[Dataset items]
%%

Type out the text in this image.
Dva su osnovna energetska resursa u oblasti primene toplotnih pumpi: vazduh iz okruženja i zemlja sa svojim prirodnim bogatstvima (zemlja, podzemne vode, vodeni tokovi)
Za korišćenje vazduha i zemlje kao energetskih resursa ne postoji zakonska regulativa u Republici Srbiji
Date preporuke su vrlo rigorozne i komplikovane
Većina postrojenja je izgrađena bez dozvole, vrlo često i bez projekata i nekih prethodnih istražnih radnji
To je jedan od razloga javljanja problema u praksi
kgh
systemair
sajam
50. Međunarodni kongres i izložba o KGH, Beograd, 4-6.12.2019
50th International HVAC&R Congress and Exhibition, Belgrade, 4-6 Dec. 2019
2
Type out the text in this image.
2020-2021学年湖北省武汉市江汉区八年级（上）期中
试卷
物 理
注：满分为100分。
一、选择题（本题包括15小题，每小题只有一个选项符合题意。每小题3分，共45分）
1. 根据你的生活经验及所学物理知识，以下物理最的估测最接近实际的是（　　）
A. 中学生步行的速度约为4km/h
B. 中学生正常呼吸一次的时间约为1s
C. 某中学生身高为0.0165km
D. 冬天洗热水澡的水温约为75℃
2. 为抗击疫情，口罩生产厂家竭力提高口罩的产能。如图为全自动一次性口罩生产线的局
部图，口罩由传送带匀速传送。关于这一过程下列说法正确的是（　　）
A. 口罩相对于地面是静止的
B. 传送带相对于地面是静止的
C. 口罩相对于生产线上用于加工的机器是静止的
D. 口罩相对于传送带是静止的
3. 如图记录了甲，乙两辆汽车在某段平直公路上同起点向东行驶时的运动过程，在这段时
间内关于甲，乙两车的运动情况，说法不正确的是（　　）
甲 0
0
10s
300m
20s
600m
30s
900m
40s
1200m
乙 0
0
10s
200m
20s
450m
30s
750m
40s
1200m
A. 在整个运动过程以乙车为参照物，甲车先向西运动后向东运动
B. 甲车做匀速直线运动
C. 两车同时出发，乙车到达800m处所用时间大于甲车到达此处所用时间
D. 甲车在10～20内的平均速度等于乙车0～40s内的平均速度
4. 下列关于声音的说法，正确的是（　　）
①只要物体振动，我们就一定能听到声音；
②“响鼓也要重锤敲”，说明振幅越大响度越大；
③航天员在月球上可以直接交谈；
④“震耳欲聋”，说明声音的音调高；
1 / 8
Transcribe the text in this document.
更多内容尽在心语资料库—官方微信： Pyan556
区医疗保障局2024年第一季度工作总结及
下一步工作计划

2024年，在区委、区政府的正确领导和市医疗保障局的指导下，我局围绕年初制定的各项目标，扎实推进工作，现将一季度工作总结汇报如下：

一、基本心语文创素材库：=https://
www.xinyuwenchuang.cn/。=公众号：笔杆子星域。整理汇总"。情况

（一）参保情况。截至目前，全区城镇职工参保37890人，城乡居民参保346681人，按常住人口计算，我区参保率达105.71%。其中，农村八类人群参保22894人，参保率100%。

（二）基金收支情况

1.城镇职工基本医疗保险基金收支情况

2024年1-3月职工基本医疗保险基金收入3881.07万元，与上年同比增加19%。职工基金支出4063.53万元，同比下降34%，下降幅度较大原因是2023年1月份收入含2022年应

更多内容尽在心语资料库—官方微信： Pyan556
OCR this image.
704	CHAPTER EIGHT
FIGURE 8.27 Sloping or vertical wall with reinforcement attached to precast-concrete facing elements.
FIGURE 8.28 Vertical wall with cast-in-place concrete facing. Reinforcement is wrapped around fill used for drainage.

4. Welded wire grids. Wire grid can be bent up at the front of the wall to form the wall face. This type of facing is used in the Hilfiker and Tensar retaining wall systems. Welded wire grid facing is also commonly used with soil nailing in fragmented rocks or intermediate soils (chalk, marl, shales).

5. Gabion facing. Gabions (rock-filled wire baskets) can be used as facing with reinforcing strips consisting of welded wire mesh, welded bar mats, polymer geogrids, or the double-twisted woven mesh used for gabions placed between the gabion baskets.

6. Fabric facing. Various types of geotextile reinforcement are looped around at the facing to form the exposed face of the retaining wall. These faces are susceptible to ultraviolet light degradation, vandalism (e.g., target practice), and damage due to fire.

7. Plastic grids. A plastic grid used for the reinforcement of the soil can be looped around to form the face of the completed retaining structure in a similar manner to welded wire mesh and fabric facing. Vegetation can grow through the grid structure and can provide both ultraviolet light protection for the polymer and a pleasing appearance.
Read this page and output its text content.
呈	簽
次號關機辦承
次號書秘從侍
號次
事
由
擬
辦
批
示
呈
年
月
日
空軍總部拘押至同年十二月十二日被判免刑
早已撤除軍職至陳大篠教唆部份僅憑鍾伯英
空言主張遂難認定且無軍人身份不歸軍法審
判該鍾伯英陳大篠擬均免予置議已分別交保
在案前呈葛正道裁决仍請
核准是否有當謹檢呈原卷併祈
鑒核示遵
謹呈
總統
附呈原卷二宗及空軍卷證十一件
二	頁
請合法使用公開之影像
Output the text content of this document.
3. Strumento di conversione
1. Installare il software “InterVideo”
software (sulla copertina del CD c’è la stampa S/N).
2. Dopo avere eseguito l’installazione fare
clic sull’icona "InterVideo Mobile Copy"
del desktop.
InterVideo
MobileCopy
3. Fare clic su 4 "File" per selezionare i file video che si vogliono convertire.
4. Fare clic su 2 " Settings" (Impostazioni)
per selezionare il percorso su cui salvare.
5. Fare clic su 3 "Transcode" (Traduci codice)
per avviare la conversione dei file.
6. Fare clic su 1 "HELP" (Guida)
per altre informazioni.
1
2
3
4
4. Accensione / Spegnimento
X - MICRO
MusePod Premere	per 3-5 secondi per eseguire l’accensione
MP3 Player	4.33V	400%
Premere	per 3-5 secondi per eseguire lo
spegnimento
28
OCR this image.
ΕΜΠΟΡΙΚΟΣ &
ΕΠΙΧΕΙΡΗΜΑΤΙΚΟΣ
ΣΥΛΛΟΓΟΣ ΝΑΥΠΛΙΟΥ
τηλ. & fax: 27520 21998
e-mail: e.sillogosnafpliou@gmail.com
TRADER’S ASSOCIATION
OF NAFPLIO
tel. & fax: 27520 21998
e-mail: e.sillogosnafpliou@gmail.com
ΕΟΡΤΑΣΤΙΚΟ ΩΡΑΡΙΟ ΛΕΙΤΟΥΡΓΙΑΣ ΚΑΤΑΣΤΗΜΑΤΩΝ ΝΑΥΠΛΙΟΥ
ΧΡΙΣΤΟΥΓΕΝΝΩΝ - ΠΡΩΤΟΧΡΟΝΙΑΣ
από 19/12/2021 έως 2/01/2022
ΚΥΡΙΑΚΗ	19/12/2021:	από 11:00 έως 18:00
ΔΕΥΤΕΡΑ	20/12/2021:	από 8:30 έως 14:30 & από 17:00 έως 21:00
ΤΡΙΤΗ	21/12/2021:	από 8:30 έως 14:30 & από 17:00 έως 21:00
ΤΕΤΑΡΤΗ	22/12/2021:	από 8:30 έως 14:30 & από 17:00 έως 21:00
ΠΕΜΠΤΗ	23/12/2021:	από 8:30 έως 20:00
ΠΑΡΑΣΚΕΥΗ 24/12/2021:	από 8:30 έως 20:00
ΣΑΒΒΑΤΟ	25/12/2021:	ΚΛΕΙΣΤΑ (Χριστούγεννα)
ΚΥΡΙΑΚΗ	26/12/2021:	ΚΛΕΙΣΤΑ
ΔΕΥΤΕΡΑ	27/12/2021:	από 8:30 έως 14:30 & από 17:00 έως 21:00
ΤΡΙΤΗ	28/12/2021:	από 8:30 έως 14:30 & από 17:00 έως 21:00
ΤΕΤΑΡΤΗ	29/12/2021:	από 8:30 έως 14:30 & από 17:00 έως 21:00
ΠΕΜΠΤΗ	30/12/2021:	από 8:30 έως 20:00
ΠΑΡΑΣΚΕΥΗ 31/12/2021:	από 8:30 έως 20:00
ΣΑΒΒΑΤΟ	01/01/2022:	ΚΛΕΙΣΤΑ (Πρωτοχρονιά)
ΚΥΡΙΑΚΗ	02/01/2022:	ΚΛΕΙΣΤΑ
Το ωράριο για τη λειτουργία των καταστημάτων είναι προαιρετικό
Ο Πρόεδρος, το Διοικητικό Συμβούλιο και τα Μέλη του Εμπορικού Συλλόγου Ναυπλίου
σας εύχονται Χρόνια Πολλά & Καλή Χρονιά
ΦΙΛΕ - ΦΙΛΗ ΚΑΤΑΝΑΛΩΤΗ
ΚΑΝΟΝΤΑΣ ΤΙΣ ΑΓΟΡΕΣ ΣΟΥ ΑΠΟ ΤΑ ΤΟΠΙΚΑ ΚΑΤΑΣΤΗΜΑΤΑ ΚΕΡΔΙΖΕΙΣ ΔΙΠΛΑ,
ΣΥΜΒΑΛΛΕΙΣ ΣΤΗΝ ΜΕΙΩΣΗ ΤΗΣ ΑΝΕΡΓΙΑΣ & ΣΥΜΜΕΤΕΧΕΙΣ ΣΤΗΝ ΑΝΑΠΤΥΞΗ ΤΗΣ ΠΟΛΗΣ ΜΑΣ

%%

Goal> Pick out the lines containing the word "vrlo" and show them.

Solution for this task>
Date preporuke su vrlo rigorozne i komplikovane
Većina postrojenja je izgrađena bez dozvole, vrlo često i bez projekata i nekih prethodnih istražnih radnji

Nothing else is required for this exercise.